### LISTED RECORDS ###

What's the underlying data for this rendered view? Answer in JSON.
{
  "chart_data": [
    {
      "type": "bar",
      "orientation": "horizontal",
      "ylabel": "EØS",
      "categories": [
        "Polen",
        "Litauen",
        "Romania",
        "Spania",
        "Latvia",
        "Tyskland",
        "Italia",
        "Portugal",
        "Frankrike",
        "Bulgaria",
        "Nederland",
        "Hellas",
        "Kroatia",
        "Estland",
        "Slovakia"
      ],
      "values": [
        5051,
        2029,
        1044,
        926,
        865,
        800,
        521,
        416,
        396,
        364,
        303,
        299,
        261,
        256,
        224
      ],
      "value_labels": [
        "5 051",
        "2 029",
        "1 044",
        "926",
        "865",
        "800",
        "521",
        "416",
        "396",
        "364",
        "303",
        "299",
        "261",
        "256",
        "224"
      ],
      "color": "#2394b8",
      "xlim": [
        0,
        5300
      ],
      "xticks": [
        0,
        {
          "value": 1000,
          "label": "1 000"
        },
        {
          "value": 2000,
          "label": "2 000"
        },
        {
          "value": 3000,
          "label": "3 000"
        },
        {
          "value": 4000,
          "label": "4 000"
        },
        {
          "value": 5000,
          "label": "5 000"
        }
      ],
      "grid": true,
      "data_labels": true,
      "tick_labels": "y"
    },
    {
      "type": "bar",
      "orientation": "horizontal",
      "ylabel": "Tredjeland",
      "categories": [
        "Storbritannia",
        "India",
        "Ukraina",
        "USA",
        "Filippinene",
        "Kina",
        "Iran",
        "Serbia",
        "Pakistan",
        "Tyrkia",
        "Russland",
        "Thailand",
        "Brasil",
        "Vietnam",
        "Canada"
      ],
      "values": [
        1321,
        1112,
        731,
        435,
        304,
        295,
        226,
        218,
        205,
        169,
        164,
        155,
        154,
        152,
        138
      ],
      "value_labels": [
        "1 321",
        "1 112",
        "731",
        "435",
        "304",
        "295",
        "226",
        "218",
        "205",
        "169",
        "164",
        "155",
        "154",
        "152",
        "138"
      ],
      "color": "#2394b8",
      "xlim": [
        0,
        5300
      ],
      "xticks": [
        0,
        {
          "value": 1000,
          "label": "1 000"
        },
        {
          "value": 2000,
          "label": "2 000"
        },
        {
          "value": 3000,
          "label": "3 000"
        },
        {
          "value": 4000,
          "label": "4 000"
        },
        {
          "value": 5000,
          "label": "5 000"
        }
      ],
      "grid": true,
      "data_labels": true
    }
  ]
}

###

STATED EXERCISE: Copy all lines of the listing above that contain the string "true".

FULL OUTPUT:
      "grid": true,
      "data_labels": true,
      "grid": true,
      "data_labels": true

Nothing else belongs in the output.